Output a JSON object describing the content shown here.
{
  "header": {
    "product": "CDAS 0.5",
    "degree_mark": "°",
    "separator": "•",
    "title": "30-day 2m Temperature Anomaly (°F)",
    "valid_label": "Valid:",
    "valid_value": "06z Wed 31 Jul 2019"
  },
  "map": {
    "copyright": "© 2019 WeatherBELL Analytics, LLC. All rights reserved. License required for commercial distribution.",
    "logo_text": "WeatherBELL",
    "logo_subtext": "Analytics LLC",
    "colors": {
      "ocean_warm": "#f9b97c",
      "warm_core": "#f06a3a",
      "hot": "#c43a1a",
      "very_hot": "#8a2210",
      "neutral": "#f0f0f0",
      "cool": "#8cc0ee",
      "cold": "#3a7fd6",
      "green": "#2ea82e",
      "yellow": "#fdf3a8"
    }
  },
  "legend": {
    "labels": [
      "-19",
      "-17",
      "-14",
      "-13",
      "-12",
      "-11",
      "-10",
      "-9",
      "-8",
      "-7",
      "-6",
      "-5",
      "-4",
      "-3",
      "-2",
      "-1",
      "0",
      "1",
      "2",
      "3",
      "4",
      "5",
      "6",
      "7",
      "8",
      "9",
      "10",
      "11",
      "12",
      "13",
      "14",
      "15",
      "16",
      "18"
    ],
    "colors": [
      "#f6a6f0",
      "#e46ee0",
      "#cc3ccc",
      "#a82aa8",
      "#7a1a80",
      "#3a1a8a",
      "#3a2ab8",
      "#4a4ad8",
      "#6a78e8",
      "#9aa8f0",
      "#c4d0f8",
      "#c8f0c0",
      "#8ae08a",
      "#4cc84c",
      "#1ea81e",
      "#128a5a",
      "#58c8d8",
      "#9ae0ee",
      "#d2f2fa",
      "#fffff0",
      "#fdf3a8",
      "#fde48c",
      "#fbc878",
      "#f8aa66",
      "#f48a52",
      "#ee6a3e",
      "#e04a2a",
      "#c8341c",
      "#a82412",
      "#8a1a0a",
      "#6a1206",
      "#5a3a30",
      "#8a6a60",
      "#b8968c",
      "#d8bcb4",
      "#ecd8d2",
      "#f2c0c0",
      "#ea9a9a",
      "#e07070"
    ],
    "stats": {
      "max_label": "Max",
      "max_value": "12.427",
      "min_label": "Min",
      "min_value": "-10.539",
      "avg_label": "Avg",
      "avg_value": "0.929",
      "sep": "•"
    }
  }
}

■ **Objective**
Whichever lines contain the string "WeatherBELL", select and copy them.

■ **Worked solution**
    "copyright": "© 2019 WeatherBELL Analytics, LLC. All rights reserved. License required for commercial distribution.",
    "logo_text": "WeatherBELL",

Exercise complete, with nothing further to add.